_Written instruction_:
Present the following data again exactly as it is shown.

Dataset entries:

-=-=-

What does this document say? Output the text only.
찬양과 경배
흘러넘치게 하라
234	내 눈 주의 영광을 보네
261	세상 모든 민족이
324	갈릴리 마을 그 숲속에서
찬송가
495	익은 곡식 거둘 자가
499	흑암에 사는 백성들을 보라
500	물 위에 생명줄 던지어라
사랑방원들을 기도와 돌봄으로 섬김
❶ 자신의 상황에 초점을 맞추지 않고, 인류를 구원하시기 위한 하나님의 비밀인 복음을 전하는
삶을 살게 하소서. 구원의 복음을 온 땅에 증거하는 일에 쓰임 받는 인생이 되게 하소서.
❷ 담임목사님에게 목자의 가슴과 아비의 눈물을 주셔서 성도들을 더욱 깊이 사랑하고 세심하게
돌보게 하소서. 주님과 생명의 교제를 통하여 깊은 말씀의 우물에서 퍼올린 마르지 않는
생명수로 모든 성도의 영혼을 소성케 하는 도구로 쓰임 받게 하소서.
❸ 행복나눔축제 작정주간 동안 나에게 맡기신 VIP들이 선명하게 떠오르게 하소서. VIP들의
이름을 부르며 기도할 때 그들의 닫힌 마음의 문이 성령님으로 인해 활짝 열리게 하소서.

-=-=-

_Answer for this exercise_:
What does this document say? Output the text only.
찬양과 경배
흘러넘치게 하라
234	내 눈 주의 영광을 보네
261	세상 모든 민족이
324	갈릴리 마을 그 숲속에서
찬송가
495	익은 곡식 거둘 자가
499	흑암에 사는 백성들을 보라
500	물 위에 생명줄 던지어라
사랑방원들을 기도와 돌봄으로 섬김
❶ 자신의 상황에 초점을 맞추지 않고, 인류를 구원하시기 위한 하나님의 비밀인 복음을 전하는
삶을 살게 하소서. 구원의 복음을 온 땅에 증거하는 일에 쓰임 받는 인생이 되게 하소서.
❷ 담임목사님에게 목자의 가슴과 아비의 눈물을 주셔서 성도들을 더욱 깊이 사랑하고 세심하게
돌보게 하소서. 주님과 생명의 교제를 통하여 깊은 말씀의 우물에서 퍼올린 마르지 않는
생명수로 모든 성도의 영혼을 소성케 하는 도구로 쓰임 받게 하소서.
❸ 행복나눔축제 작정주간 동안 나에게 맡기신 VIP들이 선명하게 떠오르게 하소서. VIP들의
이름을 부르며 기도할 때 그들의 닫힌 마음의 문이 성령님으로 인해 활짝 열리게 하소서.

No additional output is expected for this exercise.